Exercise details: Everything from the line containing "Convert this screenshot" down to the last line of the entries below must be transcribed exactly, and nothing else.

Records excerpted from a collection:
■ ■ ■ ■ ■ ■ ■

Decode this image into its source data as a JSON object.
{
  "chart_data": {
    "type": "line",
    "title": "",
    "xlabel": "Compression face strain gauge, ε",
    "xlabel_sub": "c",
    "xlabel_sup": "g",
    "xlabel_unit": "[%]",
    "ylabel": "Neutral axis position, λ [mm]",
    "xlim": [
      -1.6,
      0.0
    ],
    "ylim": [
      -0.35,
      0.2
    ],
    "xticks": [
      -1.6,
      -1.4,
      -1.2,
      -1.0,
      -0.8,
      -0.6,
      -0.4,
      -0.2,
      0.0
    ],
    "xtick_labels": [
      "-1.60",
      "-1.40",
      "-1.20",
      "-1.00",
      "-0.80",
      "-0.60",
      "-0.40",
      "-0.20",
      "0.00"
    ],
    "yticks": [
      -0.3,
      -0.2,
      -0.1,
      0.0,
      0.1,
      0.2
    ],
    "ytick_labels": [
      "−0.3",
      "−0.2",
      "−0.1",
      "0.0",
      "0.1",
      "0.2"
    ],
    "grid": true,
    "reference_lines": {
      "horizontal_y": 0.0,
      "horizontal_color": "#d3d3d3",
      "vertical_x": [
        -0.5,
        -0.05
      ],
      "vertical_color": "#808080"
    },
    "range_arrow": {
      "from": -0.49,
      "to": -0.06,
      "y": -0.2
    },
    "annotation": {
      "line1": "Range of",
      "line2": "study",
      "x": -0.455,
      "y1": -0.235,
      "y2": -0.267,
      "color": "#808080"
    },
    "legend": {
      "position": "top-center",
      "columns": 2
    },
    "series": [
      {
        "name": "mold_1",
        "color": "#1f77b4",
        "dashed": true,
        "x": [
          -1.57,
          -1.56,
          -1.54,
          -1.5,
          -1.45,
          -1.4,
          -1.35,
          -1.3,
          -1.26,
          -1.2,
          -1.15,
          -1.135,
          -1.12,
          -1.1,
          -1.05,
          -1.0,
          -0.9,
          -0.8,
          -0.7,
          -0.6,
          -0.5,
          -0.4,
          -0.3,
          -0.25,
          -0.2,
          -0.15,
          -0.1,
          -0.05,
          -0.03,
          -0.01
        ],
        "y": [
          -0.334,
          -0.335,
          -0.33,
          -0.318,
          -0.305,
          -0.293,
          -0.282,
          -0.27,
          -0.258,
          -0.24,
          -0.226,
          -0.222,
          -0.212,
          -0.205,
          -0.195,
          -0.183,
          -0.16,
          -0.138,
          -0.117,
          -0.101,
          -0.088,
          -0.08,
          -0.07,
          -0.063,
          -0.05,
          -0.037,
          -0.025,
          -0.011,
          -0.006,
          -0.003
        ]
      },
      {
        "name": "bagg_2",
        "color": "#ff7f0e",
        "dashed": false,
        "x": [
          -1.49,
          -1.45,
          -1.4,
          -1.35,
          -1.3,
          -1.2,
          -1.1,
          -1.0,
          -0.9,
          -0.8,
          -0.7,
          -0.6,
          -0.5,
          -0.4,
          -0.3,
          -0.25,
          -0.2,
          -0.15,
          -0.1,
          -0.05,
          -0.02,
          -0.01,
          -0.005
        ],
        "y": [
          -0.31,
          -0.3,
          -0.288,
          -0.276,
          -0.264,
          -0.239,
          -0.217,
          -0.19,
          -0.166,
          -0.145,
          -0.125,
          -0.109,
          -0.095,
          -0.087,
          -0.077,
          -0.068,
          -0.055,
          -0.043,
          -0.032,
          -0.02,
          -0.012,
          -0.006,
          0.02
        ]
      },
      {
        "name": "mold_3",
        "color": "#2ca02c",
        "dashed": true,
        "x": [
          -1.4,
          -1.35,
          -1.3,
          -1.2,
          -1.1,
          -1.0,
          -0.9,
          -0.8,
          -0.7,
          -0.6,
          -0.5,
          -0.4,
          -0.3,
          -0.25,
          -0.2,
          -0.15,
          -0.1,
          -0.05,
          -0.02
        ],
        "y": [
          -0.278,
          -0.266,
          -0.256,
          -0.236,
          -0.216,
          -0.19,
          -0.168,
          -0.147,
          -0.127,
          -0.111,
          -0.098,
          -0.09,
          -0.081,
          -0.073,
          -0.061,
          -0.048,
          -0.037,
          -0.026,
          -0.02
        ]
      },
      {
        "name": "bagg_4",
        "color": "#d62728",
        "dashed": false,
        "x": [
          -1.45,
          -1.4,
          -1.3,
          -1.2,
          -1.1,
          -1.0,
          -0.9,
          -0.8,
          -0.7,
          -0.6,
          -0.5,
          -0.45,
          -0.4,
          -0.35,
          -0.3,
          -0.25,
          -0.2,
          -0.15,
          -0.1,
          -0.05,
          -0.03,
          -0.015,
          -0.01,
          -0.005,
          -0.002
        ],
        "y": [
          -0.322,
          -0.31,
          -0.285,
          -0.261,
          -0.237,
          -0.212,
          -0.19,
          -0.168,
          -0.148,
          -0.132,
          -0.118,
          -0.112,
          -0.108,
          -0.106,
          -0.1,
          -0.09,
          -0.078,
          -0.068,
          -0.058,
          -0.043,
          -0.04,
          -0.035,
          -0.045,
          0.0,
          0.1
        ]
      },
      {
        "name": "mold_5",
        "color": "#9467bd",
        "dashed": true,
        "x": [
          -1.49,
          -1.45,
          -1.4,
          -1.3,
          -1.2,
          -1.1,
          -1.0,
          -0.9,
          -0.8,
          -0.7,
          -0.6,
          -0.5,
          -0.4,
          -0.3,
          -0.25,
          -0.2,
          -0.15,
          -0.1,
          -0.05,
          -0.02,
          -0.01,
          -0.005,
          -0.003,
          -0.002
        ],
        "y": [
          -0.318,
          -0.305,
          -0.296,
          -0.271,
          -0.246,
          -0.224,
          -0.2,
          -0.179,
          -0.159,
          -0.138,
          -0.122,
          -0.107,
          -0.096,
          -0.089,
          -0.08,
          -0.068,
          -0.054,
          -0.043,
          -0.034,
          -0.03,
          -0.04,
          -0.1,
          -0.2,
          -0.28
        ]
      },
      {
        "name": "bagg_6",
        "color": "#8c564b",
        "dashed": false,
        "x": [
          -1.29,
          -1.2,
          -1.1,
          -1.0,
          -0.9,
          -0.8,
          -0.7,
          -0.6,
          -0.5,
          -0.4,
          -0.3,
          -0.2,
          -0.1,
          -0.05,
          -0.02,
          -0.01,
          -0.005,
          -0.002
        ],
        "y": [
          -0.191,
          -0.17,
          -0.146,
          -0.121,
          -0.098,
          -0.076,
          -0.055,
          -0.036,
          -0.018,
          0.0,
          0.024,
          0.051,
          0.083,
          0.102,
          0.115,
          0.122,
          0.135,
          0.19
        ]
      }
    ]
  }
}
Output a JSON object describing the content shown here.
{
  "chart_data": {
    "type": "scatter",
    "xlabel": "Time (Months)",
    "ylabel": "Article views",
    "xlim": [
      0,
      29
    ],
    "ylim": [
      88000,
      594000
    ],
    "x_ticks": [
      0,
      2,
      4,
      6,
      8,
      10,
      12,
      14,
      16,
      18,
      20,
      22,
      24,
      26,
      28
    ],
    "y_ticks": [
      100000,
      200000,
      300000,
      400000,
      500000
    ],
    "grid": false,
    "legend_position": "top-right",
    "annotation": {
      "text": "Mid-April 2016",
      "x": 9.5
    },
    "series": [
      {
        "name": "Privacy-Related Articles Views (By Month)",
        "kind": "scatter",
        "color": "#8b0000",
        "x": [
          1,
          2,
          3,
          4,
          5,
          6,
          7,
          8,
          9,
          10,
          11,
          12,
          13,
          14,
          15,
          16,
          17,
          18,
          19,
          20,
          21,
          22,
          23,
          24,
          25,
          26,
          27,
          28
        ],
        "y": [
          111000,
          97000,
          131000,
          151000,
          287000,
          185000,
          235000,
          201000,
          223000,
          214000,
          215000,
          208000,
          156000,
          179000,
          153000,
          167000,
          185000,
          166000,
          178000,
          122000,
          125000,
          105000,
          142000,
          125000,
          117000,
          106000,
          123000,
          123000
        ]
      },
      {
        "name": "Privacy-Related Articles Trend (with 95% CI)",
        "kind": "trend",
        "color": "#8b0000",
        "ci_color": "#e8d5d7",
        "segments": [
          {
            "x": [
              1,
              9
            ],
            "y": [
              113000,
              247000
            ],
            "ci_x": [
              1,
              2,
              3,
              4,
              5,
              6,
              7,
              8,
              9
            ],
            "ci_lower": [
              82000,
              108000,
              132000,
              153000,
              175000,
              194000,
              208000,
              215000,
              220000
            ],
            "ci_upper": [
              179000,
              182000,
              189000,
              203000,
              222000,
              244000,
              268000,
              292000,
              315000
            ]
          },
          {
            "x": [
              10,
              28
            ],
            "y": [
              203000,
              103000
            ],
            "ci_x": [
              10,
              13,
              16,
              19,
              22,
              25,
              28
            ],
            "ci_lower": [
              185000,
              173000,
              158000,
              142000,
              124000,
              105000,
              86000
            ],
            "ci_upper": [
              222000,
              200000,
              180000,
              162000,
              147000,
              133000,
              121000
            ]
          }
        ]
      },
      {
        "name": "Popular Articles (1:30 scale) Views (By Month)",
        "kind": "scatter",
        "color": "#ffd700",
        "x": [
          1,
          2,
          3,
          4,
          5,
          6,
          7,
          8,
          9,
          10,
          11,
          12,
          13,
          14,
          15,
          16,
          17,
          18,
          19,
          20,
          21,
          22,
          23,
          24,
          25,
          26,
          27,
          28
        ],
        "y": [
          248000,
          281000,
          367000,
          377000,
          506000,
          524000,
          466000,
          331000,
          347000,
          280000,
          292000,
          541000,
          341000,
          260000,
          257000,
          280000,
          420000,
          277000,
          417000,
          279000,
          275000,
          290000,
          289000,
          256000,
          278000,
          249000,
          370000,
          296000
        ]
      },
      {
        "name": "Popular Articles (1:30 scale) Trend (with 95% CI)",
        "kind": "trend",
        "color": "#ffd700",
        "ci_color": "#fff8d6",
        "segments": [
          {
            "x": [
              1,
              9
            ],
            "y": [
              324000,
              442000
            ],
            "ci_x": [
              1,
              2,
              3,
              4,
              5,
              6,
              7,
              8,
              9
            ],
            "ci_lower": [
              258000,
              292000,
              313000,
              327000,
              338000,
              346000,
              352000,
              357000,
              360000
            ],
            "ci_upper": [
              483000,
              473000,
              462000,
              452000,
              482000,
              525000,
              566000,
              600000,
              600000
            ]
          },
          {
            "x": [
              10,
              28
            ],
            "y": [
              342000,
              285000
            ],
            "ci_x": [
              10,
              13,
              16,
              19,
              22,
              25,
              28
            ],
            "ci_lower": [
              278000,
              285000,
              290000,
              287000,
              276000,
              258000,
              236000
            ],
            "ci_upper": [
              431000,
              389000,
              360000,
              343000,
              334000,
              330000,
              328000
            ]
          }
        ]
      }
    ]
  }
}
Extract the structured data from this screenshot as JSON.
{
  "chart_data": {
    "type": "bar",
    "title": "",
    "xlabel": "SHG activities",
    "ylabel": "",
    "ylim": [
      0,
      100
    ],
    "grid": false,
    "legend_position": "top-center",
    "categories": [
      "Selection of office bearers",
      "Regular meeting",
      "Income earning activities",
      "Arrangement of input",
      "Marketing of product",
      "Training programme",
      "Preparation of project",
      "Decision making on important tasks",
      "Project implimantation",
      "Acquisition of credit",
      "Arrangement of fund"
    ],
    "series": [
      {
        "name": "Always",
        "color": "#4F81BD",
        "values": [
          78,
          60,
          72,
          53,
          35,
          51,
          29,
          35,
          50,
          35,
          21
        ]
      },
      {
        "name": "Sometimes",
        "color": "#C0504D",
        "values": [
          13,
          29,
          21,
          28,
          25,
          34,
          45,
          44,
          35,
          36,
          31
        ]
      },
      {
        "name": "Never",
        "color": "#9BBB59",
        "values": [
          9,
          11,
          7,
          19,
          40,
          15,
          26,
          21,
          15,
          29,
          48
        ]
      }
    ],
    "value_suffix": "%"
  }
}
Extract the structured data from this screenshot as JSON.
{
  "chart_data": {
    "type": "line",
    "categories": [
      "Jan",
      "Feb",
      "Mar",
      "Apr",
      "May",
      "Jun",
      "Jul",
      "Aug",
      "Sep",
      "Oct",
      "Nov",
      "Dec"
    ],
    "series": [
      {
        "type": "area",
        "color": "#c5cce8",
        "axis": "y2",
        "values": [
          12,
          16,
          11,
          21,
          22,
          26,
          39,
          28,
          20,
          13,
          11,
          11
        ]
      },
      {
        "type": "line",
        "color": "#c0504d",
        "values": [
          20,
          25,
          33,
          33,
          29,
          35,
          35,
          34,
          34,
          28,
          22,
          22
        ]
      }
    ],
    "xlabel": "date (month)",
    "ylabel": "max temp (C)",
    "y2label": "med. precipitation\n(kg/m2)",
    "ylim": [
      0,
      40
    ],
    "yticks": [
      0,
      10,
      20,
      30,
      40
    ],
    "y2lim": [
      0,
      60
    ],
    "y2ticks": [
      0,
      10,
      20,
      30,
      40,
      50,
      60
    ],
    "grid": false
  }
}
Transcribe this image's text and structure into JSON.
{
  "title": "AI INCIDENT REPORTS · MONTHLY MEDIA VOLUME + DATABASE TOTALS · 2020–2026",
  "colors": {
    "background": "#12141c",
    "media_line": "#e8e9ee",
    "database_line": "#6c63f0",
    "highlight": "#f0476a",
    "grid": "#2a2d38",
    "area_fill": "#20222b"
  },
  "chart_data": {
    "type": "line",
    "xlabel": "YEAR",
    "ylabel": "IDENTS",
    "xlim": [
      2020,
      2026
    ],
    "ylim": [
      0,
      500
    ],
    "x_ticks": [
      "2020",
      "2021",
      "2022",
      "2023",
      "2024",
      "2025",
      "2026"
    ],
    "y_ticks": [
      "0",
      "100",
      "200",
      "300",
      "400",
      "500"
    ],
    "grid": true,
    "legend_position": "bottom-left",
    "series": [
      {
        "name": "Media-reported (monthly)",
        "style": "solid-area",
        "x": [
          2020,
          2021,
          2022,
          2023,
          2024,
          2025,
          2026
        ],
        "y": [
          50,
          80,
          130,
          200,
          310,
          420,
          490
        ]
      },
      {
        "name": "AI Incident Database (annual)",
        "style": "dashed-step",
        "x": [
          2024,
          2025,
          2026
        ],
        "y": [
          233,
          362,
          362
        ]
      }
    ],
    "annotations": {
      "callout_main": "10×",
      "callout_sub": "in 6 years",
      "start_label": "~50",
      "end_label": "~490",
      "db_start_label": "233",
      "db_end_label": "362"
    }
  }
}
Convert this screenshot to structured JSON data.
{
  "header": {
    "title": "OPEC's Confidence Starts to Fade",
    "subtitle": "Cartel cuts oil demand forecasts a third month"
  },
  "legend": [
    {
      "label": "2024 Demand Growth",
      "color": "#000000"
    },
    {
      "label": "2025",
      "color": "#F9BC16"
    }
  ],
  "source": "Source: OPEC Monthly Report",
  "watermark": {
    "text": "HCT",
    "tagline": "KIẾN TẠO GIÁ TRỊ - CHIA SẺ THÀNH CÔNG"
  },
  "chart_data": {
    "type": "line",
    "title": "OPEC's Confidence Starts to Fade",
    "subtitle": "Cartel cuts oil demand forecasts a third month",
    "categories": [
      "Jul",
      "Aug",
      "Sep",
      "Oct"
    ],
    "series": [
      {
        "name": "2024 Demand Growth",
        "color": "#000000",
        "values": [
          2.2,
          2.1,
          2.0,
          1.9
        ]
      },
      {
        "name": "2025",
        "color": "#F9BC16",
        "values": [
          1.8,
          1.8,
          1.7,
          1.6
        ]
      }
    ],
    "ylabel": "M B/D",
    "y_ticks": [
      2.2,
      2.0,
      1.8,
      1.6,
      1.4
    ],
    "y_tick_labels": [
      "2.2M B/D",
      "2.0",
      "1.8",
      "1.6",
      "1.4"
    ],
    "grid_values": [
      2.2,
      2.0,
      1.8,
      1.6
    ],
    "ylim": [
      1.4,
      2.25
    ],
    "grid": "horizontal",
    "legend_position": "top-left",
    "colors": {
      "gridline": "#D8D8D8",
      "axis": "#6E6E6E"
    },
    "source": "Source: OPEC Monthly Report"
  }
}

■ ■ ■ ■ ■ ■ ■

Complete output:
Convert this screenshot to structured JSON data.
{
  "header": {
    "title": "OPEC's Confidence Starts to Fade",
    "subtitle": "Cartel cuts oil demand forecasts a third month"
  },
  "legend": [
    {
      "label": "2024 Demand Growth",
      "color": "#000000"
    },
    {
      "label": "2025",
      "color": "#F9BC16"
    }
  ],
  "source": "Source: OPEC Monthly Report",
  "watermark": {
    "text": "HCT",
    "tagline": "KIẾN TẠO GIÁ TRỊ - CHIA SẺ THÀNH CÔNG"
  },
  "chart_data": {
    "type": "line",
    "title": "OPEC's Confidence Starts to Fade",
    "subtitle": "Cartel cuts oil demand forecasts a third month",
    "categories": [
      "Jul",
      "Aug",
      "Sep",
      "Oct"
    ],
    "series": [
      {
        "name": "2024 Demand Growth",
        "color": "#000000",
        "values": [
          2.2,
          2.1,
          2.0,
          1.9
        ]
      },
      {
        "name": "2025",
        "color": "#F9BC16",
        "values": [
          1.8,
          1.8,
          1.7,
          1.6
        ]
      }
    ],
    "ylabel": "M B/D",
    "y_ticks": [
      2.2,
      2.0,
      1.8,
      1.6,
      1.4
    ],
    "y_tick_labels": [
      "2.2M B/D",
      "2.0",
      "1.8",
      "1.6",
      "1.4"
    ],
    "grid_values": [
      2.2,
      2.0,
      1.8,
      1.6
    ],
    "ylim": [
      1.4,
      2.25
    ],
    "grid": "horizontal",
    "legend_position": "top-left",
    "colors": {
      "gridline": "#D8D8D8",
      "axis": "#6E6E6E"
    },
    "source": "Source: OPEC Monthly Report"
  }
}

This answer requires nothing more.